*Aim of the task*
Strip the pictures and reproduce the rest of the listing exactly.

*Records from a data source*

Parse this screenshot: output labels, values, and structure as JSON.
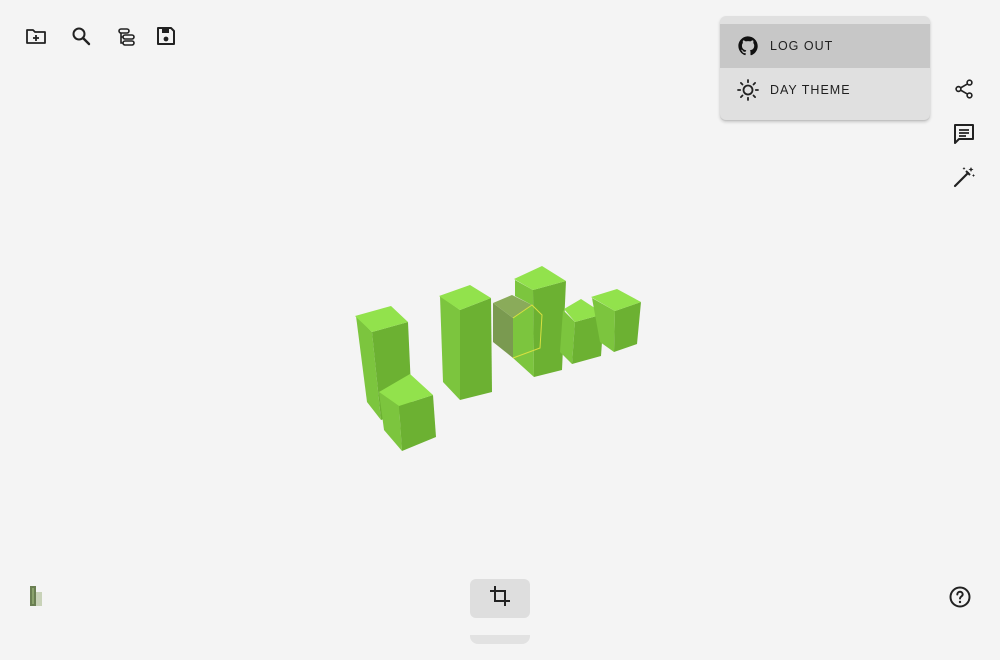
{
  "toolbar": {
    "icons": [
      "folder-plus-icon",
      "search-icon",
      "layers-icon",
      "save-icon"
    ]
  },
  "account_menu": {
    "items": [
      {
        "label": "LOG OUT",
        "icon": "github-icon",
        "active": true
      },
      {
        "label": "DAY THEME",
        "icon": "sun-icon",
        "active": false
      }
    ]
  },
  "side_actions": {
    "icons": [
      "share-icon",
      "comment-icon",
      "magic-wand-icon"
    ]
  },
  "bottom": {
    "crop_icon": "crop-icon",
    "help_icon": "help-icon",
    "logo_icon": "building-logo-icon"
  },
  "colors": {
    "background": "#f4f4f4",
    "block_top": "#8ee04a",
    "block_left": "#78c63a",
    "block_right": "#6aaf30",
    "selected_block": "#7a9a50",
    "selection_outline": "#d8e040",
    "menu_bg": "#e0e0e0",
    "menu_active": "#c7c7c7"
  }
}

*Written answer*
Parse this screenshot: output labels, values, and structure as JSON.
{
  "toolbar": {
    "icons": [
      "folder-plus-icon",
      "search-icon",
      "layers-icon",
      "save-icon"
    ]
  },
  "account_menu": {
    "items": [
      {
        "label": "LOG OUT",
        "icon": "github-icon",
        "active": true
      },
      {
        "label": "DAY THEME",
        "icon": "sun-icon",
        "active": false
      }
    ]
  },
  "side_actions": {
    "icons": [
      "share-icon",
      "comment-icon",
      "magic-wand-icon"
    ]
  },
  "bottom": {
    "crop_icon": "crop-icon",
    "help_icon": "help-icon",
    "logo_icon": "building-logo-icon"
  },
  "colors": {
    "background": "#f4f4f4",
    "block_top": "#8ee04a",
    "block_left": "#78c63a",
    "block_right": "#6aaf30",
    "selected_block": "#7a9a50",
    "selection_outline": "#d8e040",
    "menu_bg": "#e0e0e0",
    "menu_active": "#c7c7c7"
  }
}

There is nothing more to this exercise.